:: REQUIRED WORK ::
From the entries that follow, gather each line holding the word "blockchain".

:: EXTRACTED DATA ::
==*==
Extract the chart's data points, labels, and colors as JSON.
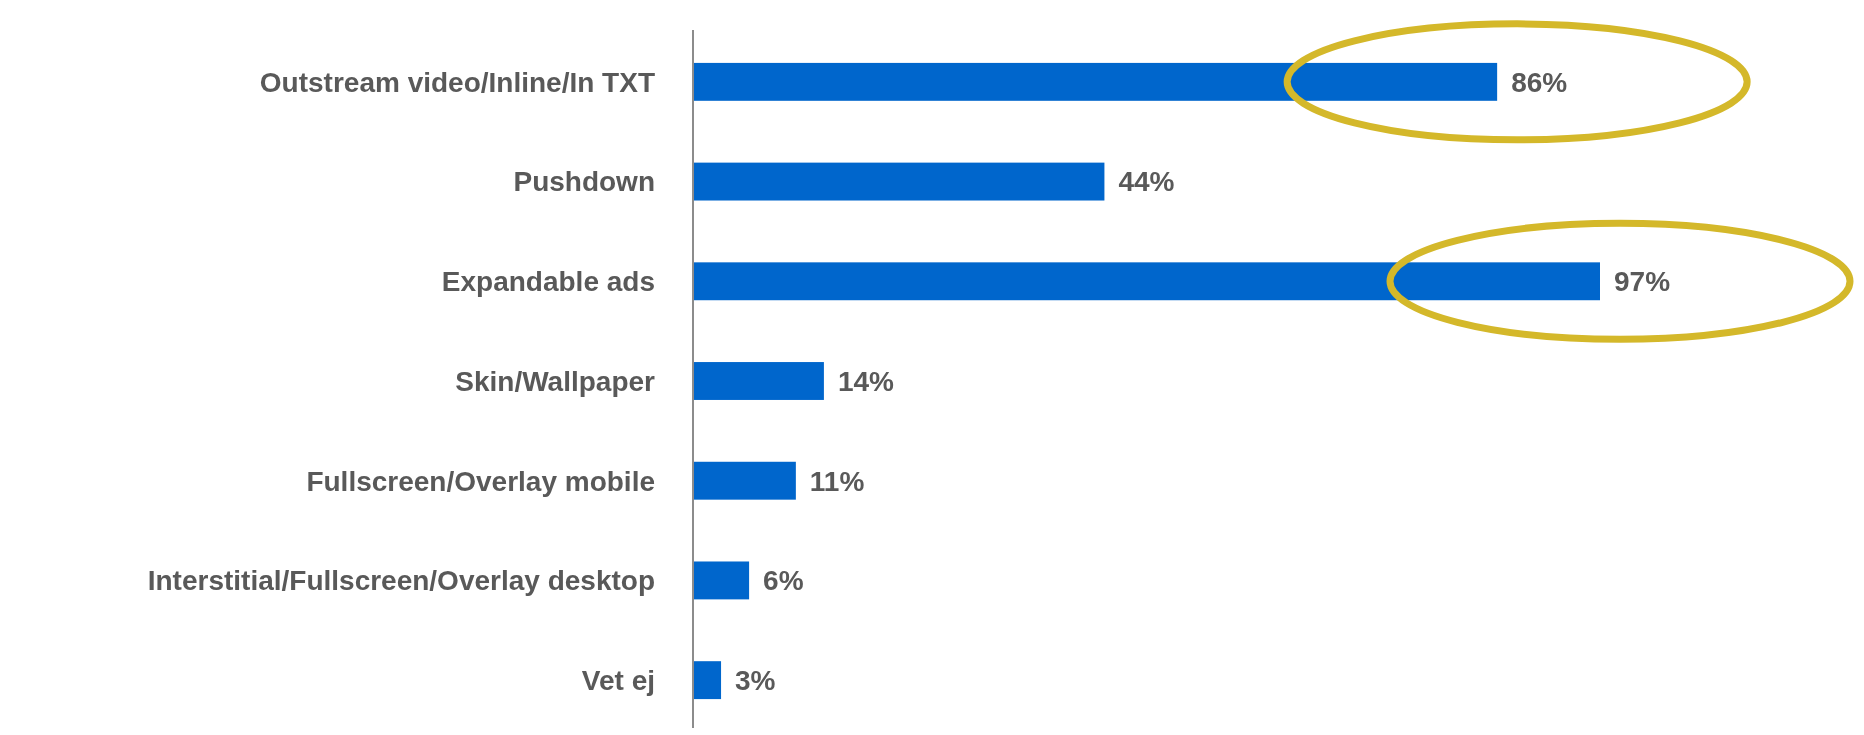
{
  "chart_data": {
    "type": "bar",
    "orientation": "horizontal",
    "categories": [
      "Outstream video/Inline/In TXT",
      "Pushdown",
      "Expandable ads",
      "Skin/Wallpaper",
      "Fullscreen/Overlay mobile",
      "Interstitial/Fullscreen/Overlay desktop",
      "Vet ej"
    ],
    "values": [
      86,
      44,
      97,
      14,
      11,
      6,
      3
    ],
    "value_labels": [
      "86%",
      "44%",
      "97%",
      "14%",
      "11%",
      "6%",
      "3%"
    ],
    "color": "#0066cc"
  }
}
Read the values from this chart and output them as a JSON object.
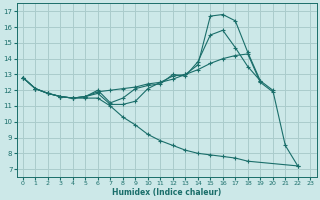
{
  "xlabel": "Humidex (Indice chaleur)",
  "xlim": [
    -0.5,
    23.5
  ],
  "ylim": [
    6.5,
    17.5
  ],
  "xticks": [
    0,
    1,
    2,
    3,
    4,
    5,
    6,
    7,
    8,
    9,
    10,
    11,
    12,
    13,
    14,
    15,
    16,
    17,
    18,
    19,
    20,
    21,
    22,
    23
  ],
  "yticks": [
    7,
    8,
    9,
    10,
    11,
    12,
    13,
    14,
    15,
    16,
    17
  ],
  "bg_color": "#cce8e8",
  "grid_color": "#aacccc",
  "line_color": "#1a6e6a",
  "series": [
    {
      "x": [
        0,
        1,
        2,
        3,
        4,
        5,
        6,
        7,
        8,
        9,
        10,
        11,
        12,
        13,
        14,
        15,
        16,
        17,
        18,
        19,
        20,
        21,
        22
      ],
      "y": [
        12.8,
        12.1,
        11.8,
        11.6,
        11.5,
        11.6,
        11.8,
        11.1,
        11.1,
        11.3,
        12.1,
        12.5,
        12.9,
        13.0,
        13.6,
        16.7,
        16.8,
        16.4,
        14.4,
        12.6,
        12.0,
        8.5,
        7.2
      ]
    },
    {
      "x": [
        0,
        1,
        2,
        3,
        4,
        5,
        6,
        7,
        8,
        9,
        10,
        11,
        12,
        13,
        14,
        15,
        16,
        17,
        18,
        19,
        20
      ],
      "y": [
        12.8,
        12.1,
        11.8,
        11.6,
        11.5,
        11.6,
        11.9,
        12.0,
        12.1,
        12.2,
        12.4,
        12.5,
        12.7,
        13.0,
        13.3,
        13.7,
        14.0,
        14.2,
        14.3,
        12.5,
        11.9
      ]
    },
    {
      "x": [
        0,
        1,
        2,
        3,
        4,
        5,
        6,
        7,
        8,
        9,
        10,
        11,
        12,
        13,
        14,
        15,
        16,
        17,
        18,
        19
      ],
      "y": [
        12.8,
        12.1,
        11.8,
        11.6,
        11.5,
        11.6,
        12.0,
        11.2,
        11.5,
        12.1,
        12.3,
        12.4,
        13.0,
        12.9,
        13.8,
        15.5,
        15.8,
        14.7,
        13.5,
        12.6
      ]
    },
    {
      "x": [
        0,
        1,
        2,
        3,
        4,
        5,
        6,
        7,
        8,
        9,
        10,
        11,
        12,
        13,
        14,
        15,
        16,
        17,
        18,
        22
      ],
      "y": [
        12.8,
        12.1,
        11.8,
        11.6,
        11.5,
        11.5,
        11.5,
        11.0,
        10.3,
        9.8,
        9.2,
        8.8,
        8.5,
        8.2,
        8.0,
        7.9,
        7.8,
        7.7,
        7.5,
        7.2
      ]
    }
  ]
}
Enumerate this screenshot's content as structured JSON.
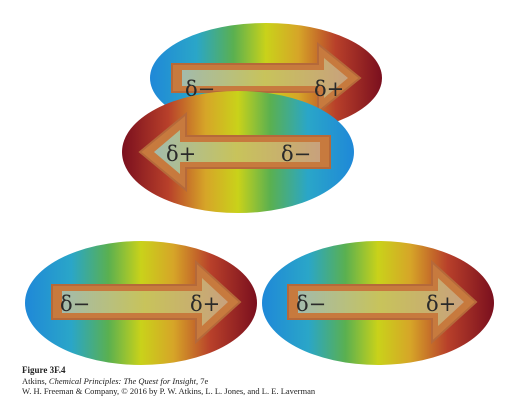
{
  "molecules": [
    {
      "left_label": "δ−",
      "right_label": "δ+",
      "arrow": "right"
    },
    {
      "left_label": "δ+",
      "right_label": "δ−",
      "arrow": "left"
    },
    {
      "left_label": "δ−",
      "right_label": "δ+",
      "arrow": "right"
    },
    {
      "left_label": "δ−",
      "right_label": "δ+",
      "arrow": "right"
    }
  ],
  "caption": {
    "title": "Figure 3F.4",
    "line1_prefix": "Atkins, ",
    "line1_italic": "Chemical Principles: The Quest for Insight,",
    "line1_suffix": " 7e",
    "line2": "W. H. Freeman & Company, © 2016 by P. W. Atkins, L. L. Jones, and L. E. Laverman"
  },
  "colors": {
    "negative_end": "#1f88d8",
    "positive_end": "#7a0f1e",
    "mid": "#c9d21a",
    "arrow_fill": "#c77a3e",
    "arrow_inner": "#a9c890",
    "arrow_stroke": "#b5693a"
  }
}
==*==
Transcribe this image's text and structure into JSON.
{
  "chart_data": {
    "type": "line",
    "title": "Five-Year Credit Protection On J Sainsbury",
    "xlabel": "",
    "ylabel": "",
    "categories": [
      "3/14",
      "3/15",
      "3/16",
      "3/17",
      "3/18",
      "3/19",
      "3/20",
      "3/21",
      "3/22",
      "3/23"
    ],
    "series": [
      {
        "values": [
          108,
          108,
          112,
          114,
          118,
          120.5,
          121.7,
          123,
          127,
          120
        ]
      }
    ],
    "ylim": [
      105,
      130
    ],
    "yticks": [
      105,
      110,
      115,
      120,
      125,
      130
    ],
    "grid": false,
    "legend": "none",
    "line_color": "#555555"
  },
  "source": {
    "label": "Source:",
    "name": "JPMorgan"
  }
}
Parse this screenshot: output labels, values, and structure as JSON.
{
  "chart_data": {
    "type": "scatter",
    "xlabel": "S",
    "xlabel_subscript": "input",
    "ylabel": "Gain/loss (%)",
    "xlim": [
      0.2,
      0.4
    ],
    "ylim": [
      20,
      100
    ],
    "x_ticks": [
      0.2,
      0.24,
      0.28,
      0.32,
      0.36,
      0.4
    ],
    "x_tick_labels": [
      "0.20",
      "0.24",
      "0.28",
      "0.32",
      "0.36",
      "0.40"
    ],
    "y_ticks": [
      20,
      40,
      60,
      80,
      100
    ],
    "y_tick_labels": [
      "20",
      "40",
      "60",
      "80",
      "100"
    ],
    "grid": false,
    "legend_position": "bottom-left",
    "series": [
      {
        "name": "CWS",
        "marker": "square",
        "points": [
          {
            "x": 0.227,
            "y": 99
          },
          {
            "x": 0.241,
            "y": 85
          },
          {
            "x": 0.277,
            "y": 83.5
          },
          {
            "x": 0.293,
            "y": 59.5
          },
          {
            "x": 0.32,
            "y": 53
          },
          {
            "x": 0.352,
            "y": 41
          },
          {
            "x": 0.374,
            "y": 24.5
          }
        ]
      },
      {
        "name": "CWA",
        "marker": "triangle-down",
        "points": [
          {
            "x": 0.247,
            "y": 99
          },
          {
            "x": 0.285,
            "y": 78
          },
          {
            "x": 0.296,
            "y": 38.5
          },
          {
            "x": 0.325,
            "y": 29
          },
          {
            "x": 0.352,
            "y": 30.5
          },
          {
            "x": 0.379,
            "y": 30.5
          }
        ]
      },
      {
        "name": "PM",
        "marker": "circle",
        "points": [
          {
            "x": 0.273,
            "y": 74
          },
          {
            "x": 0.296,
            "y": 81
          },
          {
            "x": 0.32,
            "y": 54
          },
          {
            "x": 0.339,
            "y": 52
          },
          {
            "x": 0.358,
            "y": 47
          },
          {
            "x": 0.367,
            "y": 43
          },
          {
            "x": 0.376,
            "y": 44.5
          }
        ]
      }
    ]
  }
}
==*==
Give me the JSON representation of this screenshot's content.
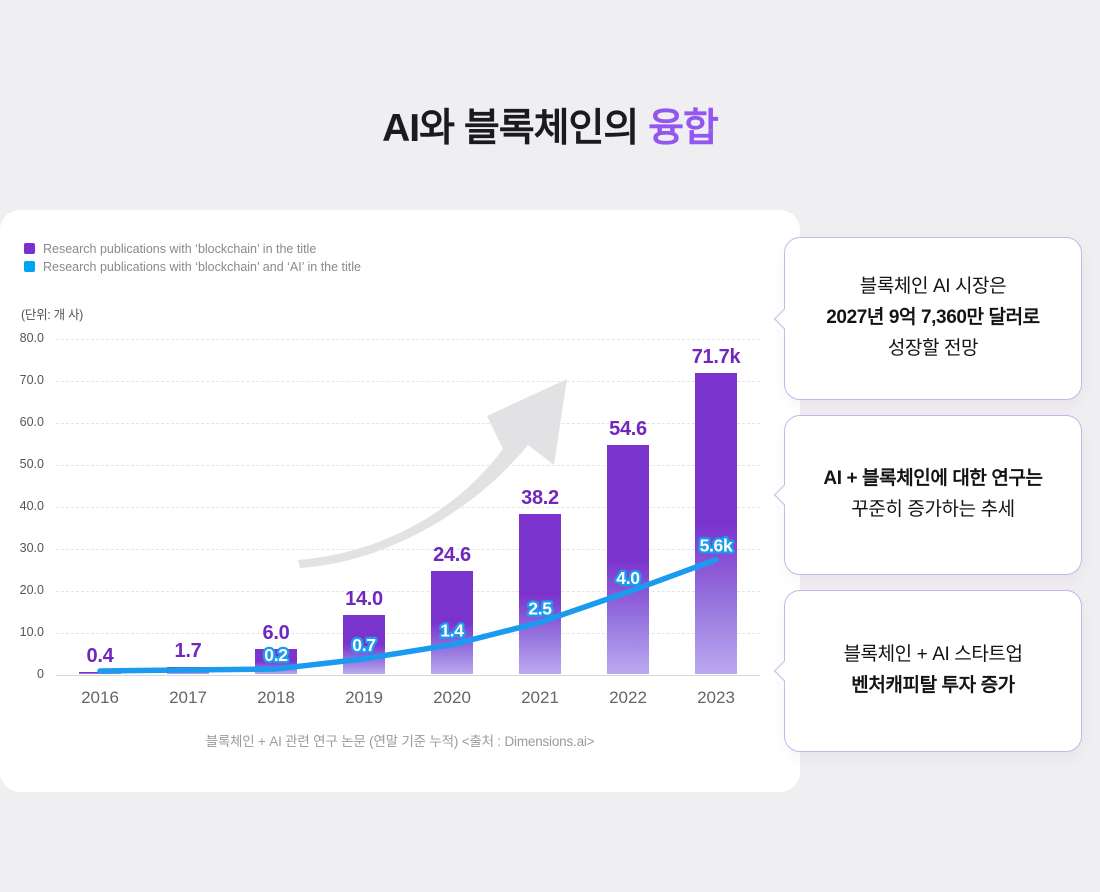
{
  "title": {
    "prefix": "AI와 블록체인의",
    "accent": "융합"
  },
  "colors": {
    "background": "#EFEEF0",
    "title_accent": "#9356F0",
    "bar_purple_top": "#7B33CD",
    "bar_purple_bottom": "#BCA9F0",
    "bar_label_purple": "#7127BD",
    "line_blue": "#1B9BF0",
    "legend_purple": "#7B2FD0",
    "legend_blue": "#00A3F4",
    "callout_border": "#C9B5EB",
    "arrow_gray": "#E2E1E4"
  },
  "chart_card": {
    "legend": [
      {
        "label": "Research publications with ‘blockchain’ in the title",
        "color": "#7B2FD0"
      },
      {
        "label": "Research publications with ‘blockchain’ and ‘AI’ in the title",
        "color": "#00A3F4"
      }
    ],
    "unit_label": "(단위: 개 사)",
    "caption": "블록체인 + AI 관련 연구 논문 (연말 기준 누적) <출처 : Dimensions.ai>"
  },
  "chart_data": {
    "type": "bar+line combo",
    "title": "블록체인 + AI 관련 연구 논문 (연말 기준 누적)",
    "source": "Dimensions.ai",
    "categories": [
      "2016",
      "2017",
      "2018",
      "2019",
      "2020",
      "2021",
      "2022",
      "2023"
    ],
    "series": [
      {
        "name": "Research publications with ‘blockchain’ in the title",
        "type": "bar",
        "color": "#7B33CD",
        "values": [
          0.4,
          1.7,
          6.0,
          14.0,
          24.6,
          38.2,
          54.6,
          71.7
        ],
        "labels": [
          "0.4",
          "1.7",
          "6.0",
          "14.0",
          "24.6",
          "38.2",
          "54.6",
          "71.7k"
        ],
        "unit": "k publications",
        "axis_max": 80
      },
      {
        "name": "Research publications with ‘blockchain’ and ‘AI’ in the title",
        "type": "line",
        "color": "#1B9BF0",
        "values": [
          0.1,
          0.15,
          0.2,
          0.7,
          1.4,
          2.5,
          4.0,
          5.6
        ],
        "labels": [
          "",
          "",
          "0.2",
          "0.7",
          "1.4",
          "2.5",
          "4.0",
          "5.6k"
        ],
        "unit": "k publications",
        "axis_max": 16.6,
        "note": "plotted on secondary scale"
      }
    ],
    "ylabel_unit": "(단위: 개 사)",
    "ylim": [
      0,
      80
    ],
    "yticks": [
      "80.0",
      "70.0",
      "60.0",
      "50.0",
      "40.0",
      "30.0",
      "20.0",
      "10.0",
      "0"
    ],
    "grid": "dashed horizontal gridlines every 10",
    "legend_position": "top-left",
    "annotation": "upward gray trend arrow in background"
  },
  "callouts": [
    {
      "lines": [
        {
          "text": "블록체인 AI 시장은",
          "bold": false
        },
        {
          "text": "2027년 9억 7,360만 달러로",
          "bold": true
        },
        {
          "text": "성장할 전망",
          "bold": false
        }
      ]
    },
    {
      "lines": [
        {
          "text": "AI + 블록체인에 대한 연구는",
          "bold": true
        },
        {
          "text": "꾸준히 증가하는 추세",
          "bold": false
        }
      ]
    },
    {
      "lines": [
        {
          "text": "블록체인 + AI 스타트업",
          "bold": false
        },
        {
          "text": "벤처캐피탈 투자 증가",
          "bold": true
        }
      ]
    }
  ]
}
==*==
:: FINISHED EXERCISE ::
        "label": "Research publications with ‘blockchain’ in the title",
        "label": "Research publications with ‘blockchain’ and ‘AI’ in the title",
        "name": "Research publications with ‘blockchain’ in the title",
        "name": "Research publications with ‘blockchain’ and ‘AI’ in the title",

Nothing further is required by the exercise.